** Start Records to process **

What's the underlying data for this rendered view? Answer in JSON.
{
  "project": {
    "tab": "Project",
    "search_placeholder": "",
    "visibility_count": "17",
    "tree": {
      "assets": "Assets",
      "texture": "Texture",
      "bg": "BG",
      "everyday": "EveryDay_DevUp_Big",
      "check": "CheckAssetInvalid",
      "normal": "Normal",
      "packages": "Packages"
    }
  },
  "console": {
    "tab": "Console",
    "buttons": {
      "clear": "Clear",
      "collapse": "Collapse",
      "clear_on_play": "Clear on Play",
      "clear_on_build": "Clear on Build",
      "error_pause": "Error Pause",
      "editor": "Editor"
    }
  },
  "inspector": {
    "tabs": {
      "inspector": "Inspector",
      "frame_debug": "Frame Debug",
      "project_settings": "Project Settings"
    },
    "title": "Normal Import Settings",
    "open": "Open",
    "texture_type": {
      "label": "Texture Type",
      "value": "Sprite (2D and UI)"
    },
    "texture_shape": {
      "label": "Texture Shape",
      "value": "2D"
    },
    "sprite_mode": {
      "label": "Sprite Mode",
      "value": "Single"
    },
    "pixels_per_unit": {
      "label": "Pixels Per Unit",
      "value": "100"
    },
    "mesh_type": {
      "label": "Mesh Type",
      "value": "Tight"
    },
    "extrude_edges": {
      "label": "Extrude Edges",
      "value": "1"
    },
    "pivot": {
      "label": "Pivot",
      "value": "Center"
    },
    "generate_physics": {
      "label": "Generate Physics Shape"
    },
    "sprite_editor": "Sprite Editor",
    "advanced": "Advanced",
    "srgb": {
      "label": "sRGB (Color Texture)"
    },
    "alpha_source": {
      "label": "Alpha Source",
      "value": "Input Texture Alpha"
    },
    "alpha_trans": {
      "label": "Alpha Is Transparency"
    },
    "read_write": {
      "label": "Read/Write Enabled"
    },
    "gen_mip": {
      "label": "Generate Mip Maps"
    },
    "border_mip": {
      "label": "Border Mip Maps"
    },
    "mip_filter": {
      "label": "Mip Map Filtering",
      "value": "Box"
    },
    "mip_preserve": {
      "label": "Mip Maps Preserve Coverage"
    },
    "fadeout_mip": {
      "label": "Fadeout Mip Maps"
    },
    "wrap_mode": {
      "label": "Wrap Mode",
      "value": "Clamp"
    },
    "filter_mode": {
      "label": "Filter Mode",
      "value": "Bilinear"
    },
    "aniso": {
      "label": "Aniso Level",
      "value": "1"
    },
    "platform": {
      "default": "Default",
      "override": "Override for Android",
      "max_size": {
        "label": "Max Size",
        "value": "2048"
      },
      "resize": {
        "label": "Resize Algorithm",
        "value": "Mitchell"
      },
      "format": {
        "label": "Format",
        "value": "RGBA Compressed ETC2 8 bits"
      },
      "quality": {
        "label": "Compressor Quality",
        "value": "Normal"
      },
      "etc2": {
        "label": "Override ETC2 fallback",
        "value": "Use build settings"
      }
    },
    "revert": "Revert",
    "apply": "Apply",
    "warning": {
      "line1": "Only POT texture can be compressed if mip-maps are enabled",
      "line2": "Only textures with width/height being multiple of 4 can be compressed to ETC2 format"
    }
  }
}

** End Records to process **

§ **Goal**
Retype the whole listing, matching it exactly.

§ **Solution for this task**
What's the underlying data for this rendered view? Answer in JSON.
{
  "project": {
    "tab": "Project",
    "search_placeholder": "",
    "visibility_count": "17",
    "tree": {
      "assets": "Assets",
      "texture": "Texture",
      "bg": "BG",
      "everyday": "EveryDay_DevUp_Big",
      "check": "CheckAssetInvalid",
      "normal": "Normal",
      "packages": "Packages"
    }
  },
  "console": {
    "tab": "Console",
    "buttons": {
      "clear": "Clear",
      "collapse": "Collapse",
      "clear_on_play": "Clear on Play",
      "clear_on_build": "Clear on Build",
      "error_pause": "Error Pause",
      "editor": "Editor"
    }
  },
  "inspector": {
    "tabs": {
      "inspector": "Inspector",
      "frame_debug": "Frame Debug",
      "project_settings": "Project Settings"
    },
    "title": "Normal Import Settings",
    "open": "Open",
    "texture_type": {
      "label": "Texture Type",
      "value": "Sprite (2D and UI)"
    },
    "texture_shape": {
      "label": "Texture Shape",
      "value": "2D"
    },
    "sprite_mode": {
      "label": "Sprite Mode",
      "value": "Single"
    },
    "pixels_per_unit": {
      "label": "Pixels Per Unit",
      "value": "100"
    },
    "mesh_type": {
      "label": "Mesh Type",
      "value": "Tight"
    },
    "extrude_edges": {
      "label": "Extrude Edges",
      "value": "1"
    },
    "pivot": {
      "label": "Pivot",
      "value": "Center"
    },
    "generate_physics": {
      "label": "Generate Physics Shape"
    },
    "sprite_editor": "Sprite Editor",
    "advanced": "Advanced",
    "srgb": {
      "label": "sRGB (Color Texture)"
    },
    "alpha_source": {
      "label": "Alpha Source",
      "value": "Input Texture Alpha"
    },
    "alpha_trans": {
      "label": "Alpha Is Transparency"
    },
    "read_write": {
      "label": "Read/Write Enabled"
    },
    "gen_mip": {
      "label": "Generate Mip Maps"
    },
    "border_mip": {
      "label": "Border Mip Maps"
    },
    "mip_filter": {
      "label": "Mip Map Filtering",
      "value": "Box"
    },
    "mip_preserve": {
      "label": "Mip Maps Preserve Coverage"
    },
    "fadeout_mip": {
      "label": "Fadeout Mip Maps"
    },
    "wrap_mode": {
      "label": "Wrap Mode",
      "value": "Clamp"
    },
    "filter_mode": {
      "label": "Filter Mode",
      "value": "Bilinear"
    },
    "aniso": {
      "label": "Aniso Level",
      "value": "1"
    },
    "platform": {
      "default": "Default",
      "override": "Override for Android",
      "max_size": {
        "label": "Max Size",
        "value": "2048"
      },
      "resize": {
        "label": "Resize Algorithm",
        "value": "Mitchell"
      },
      "format": {
        "label": "Format",
        "value": "RGBA Compressed ETC2 8 bits"
      },
      "quality": {
        "label": "Compressor Quality",
        "value": "Normal"
      },
      "etc2": {
        "label": "Override ETC2 fallback",
        "value": "Use build settings"
      }
    },
    "revert": "Revert",
    "apply": "Apply",
    "warning": {
      "line1": "Only POT texture can be compressed if mip-maps are enabled",
      "line2": "Only textures with width/height being multiple of 4 can be compressed to ETC2 format"
    }
  }
}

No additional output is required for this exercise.